TO DO: Copy everything from the start of the records down to the line containing "day-date-label: 18.08.18 xyxy=(531,485,580,498)", changing "Samstag" to "Saturday" and leaving everything else as it is. Give only those lines.

RECORDED DATA:

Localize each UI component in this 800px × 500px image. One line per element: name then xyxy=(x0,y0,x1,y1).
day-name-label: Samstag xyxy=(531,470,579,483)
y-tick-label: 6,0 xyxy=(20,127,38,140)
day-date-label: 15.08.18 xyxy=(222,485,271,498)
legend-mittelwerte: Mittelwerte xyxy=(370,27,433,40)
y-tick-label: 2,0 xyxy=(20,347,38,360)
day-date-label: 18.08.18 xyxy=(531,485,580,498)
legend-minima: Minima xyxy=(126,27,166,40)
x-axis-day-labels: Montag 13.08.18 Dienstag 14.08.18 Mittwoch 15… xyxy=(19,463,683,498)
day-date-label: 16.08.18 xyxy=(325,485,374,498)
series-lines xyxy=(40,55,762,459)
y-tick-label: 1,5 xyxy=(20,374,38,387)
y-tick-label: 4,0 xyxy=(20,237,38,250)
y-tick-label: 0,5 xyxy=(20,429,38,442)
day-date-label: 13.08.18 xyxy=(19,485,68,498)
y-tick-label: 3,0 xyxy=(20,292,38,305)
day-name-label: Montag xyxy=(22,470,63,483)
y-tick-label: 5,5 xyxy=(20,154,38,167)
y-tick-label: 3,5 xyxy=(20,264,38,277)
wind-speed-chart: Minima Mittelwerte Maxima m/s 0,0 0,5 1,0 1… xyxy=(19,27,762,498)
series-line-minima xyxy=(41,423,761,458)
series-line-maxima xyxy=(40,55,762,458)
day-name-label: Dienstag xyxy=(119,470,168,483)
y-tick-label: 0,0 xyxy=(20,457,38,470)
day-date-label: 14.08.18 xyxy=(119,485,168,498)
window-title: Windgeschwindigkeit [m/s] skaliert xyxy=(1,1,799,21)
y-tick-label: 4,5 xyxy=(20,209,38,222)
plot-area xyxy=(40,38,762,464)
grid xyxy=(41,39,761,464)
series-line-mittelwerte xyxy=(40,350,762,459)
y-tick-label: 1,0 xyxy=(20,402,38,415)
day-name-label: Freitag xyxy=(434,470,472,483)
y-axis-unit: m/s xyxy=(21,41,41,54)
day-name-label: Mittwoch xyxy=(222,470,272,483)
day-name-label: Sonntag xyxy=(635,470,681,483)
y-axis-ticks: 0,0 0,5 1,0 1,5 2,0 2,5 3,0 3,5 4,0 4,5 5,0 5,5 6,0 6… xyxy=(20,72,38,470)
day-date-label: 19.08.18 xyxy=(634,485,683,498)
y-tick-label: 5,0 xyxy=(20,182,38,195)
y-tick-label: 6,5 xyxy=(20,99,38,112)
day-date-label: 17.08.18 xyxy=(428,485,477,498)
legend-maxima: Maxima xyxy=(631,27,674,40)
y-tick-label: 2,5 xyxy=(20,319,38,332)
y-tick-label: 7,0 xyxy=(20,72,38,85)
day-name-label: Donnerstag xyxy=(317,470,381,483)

SOLUTION FOR THIS PROBLEM:
Localize each UI component in this 800px × 500px image. One line per element: name then xyxy=(x0,y0,x1,y1).
day-name-label: Saturday xyxy=(531,470,579,483)
y-tick-label: 6,0 xyxy=(20,127,38,140)
day-date-label: 15.08.18 xyxy=(222,485,271,498)
legend-mittelwerte: Mittelwerte xyxy=(370,27,433,40)
y-tick-label: 2,0 xyxy=(20,347,38,360)
day-date-label: 18.08.18 xyxy=(531,485,580,498)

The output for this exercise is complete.